### Prompt
Copy all of the material below exactly.

### Dataset rows
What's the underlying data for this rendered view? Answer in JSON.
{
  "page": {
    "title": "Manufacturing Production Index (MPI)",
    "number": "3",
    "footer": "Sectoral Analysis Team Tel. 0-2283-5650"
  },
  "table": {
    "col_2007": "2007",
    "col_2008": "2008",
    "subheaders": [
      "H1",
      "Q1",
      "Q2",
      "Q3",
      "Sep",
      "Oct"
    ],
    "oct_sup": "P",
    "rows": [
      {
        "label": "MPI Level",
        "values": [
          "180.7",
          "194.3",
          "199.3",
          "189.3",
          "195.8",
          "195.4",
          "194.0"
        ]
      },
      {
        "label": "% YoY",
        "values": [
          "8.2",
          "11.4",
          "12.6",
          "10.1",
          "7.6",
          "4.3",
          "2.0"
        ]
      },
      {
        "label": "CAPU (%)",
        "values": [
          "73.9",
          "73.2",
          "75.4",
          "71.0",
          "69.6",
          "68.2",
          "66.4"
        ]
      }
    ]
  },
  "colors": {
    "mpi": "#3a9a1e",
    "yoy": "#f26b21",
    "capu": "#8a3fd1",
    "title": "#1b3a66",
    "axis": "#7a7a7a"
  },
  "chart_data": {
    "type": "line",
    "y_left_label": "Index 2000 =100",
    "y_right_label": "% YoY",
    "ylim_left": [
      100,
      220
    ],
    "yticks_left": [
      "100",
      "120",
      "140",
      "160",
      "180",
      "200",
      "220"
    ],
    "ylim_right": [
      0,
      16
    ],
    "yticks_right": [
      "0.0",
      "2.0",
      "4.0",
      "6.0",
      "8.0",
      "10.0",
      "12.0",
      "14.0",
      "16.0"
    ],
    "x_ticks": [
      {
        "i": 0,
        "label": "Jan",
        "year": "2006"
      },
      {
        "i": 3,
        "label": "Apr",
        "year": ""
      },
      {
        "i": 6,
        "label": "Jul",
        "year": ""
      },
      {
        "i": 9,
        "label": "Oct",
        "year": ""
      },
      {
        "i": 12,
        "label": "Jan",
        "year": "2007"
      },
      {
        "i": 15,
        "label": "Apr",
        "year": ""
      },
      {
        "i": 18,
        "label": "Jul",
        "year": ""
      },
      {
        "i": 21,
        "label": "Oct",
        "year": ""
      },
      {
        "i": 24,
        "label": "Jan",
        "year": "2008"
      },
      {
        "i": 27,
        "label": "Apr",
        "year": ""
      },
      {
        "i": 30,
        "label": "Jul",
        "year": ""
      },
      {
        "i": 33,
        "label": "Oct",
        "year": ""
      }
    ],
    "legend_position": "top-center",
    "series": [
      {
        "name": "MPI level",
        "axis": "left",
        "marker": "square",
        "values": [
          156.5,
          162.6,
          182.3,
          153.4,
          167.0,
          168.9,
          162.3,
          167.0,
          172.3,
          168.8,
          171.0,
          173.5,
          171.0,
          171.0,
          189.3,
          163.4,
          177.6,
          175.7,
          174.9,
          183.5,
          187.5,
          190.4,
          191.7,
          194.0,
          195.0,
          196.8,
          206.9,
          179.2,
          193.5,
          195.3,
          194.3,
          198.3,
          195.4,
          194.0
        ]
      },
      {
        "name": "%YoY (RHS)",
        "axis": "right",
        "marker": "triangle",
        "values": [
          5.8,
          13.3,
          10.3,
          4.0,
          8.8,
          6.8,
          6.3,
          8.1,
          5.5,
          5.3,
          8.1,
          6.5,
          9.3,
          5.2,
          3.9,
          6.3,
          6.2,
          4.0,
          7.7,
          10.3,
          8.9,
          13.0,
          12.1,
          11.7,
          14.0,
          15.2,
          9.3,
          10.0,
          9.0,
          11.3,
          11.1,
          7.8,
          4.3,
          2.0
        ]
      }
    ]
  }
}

### Exercise result
What's the underlying data for this rendered view? Answer in JSON.
{
  "page": {
    "title": "Manufacturing Production Index (MPI)",
    "number": "3",
    "footer": "Sectoral Analysis Team Tel. 0-2283-5650"
  },
  "table": {
    "col_2007": "2007",
    "col_2008": "2008",
    "subheaders": [
      "H1",
      "Q1",
      "Q2",
      "Q3",
      "Sep",
      "Oct"
    ],
    "oct_sup": "P",
    "rows": [
      {
        "label": "MPI Level",
        "values": [
          "180.7",
          "194.3",
          "199.3",
          "189.3",
          "195.8",
          "195.4",
          "194.0"
        ]
      },
      {
        "label": "% YoY",
        "values": [
          "8.2",
          "11.4",
          "12.6",
          "10.1",
          "7.6",
          "4.3",
          "2.0"
        ]
      },
      {
        "label": "CAPU (%)",
        "values": [
          "73.9",
          "73.2",
          "75.4",
          "71.0",
          "69.6",
          "68.2",
          "66.4"
        ]
      }
    ]
  },
  "colors": {
    "mpi": "#3a9a1e",
    "yoy": "#f26b21",
    "capu": "#8a3fd1",
    "title": "#1b3a66",
    "axis": "#7a7a7a"
  },
  "chart_data": {
    "type": "line",
    "y_left_label": "Index 2000 =100",
    "y_right_label": "% YoY",
    "ylim_left": [
      100,
      220
    ],
    "yticks_left": [
      "100",
      "120",
      "140",
      "160",
      "180",
      "200",
      "220"
    ],
    "ylim_right": [
      0,
      16
    ],
    "yticks_right": [
      "0.0",
      "2.0",
      "4.0",
      "6.0",
      "8.0",
      "10.0",
      "12.0",
      "14.0",
      "16.0"
    ],
    "x_ticks": [
      {
        "i": 0,
        "label": "Jan",
        "year": "2006"
      },
      {
        "i": 3,
        "label": "Apr",
        "year": ""
      },
      {
        "i": 6,
        "label": "Jul",
        "year": ""
      },
      {
        "i": 9,
        "label": "Oct",
        "year": ""
      },
      {
        "i": 12,
        "label": "Jan",
        "year": "2007"
      },
      {
        "i": 15,
        "label": "Apr",
        "year": ""
      },
      {
        "i": 18,
        "label": "Jul",
        "year": ""
      },
      {
        "i": 21,
        "label": "Oct",
        "year": ""
      },
      {
        "i": 24,
        "label": "Jan",
        "year": "2008"
      },
      {
        "i": 27,
        "label": "Apr",
        "year": ""
      },
      {
        "i": 30,
        "label": "Jul",
        "year": ""
      },
      {
        "i": 33,
        "label": "Oct",
        "year": ""
      }
    ],
    "legend_position": "top-center",
    "series": [
      {
        "name": "MPI level",
        "axis": "left",
        "marker": "square",
        "values": [
          156.5,
          162.6,
          182.3,
          153.4,
          167.0,
          168.9,
          162.3,
          167.0,
          172.3,
          168.8,
          171.0,
          173.5,
          171.0,
          171.0,
          189.3,
          163.4,
          177.6,
          175.7,
          174.9,
          183.5,
          187.5,
          190.4,
          191.7,
          194.0,
          195.0,
          196.8,
          206.9,
          179.2,
          193.5,
          195.3,
          194.3,
          198.3,
          195.4,
          194.0
        ]
      },
      {
        "name": "%YoY (RHS)",
        "axis": "right",
        "marker": "triangle",
        "values": [
          5.8,
          13.3,
          10.3,
          4.0,
          8.8,
          6.8,
          6.3,
          8.1,
          5.5,
          5.3,
          8.1,
          6.5,
          9.3,
          5.2,
          3.9,
          6.3,
          6.2,
          4.0,
          7.7,
          10.3,
          8.9,
          13.0,
          12.1,
          11.7,
          14.0,
          15.2,
          9.3,
          10.0,
          9.0,
          11.3,
          11.1,
          7.8,
          4.3,
          2.0
        ]
      }
    ]
  }
}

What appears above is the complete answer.